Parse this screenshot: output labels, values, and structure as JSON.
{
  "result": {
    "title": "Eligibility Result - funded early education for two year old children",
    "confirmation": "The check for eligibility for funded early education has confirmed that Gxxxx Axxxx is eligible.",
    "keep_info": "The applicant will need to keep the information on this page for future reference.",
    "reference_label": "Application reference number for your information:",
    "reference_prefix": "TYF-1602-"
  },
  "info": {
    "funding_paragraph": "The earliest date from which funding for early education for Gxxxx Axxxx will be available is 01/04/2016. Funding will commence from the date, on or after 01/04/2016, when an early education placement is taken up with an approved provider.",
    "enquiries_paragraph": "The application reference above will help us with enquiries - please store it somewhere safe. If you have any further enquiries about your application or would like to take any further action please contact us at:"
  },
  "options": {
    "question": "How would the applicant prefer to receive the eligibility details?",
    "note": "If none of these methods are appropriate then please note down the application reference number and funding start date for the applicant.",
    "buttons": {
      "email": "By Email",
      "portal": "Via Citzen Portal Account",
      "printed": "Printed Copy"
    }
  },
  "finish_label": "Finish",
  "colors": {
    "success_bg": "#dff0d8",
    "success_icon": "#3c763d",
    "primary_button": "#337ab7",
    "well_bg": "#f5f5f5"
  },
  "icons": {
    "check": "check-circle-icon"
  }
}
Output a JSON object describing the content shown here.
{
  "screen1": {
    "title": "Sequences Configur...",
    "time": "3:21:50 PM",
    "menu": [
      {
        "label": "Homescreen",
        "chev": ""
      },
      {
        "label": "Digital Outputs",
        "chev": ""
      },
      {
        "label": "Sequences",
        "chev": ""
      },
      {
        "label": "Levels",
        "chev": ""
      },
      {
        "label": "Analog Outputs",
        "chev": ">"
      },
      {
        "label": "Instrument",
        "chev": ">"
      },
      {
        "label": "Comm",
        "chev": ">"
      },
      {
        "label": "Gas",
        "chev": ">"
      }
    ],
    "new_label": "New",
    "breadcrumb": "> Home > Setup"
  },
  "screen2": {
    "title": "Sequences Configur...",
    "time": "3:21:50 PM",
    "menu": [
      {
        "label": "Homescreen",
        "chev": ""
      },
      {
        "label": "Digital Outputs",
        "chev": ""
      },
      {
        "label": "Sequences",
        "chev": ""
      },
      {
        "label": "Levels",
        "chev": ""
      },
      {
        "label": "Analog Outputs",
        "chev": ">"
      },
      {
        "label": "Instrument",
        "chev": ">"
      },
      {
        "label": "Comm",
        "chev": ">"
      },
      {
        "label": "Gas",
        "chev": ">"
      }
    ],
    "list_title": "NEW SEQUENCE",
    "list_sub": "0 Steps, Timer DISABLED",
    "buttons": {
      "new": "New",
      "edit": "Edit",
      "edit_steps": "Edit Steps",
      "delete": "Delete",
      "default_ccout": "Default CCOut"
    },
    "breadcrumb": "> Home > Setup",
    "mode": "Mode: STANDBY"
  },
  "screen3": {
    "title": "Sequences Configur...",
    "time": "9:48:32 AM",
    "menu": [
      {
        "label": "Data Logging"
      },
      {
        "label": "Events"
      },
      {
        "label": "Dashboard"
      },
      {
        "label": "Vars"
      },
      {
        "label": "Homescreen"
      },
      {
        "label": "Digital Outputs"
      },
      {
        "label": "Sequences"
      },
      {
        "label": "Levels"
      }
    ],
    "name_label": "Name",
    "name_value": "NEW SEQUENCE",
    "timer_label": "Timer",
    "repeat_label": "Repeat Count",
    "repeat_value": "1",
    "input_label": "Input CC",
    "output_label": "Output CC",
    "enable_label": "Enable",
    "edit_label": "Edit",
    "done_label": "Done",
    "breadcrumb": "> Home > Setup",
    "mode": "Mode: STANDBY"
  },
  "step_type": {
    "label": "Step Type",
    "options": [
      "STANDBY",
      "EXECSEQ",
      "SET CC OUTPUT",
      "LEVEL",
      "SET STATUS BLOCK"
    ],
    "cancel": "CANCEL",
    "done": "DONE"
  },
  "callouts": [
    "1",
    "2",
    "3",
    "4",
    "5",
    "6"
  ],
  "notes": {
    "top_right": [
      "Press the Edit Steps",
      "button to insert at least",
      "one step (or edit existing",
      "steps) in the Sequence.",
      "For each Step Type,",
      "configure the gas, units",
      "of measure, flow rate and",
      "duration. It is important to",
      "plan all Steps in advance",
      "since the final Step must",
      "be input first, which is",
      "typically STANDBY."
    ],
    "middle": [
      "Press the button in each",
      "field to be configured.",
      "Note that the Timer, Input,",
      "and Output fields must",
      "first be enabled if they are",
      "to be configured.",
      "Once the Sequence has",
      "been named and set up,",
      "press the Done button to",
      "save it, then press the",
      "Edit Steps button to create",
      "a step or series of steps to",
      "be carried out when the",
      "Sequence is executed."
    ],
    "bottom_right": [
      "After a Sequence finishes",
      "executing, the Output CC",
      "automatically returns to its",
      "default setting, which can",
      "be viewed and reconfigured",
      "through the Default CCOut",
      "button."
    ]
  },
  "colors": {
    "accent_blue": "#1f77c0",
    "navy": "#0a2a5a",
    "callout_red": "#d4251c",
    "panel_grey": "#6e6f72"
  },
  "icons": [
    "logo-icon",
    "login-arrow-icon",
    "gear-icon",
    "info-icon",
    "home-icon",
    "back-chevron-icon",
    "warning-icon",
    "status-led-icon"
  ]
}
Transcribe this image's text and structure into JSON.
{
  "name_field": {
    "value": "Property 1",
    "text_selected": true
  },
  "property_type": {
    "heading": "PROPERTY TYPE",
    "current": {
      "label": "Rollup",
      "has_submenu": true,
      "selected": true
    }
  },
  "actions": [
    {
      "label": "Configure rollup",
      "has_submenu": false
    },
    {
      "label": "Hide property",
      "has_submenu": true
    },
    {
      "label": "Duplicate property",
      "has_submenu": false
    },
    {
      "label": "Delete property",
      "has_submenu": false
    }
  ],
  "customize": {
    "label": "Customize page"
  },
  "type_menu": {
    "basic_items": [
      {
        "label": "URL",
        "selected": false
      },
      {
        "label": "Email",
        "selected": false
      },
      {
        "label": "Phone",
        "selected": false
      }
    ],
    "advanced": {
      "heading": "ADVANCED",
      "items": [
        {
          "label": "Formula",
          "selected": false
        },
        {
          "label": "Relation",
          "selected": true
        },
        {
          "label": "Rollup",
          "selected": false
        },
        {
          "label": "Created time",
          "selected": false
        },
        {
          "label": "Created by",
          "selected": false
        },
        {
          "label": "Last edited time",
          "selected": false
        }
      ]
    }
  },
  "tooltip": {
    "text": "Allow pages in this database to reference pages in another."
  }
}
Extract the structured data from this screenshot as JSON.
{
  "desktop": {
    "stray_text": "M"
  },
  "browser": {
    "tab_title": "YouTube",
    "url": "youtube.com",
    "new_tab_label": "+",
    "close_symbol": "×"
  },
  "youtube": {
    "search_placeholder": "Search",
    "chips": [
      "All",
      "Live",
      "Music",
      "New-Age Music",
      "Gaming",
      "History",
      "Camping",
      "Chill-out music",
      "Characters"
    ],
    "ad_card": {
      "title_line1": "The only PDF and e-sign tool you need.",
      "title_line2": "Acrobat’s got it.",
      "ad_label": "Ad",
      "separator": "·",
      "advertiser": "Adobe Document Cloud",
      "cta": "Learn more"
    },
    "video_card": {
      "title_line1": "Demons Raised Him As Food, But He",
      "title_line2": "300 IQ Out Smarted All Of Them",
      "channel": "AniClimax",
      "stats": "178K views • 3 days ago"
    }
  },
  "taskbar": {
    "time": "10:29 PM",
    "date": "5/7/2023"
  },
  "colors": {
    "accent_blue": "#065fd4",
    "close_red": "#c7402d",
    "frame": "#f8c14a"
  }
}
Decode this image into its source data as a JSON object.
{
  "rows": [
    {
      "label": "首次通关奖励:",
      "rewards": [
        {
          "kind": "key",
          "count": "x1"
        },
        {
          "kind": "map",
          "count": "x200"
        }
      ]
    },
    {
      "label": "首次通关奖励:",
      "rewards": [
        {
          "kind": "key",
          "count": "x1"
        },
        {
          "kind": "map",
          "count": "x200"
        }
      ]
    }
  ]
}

━━━━━━━━━━━━━━━━━━━━

**TASK STATEMENT:** Give a single number: the count of lines above that include the word "first".

**FINISHED TASK:** 2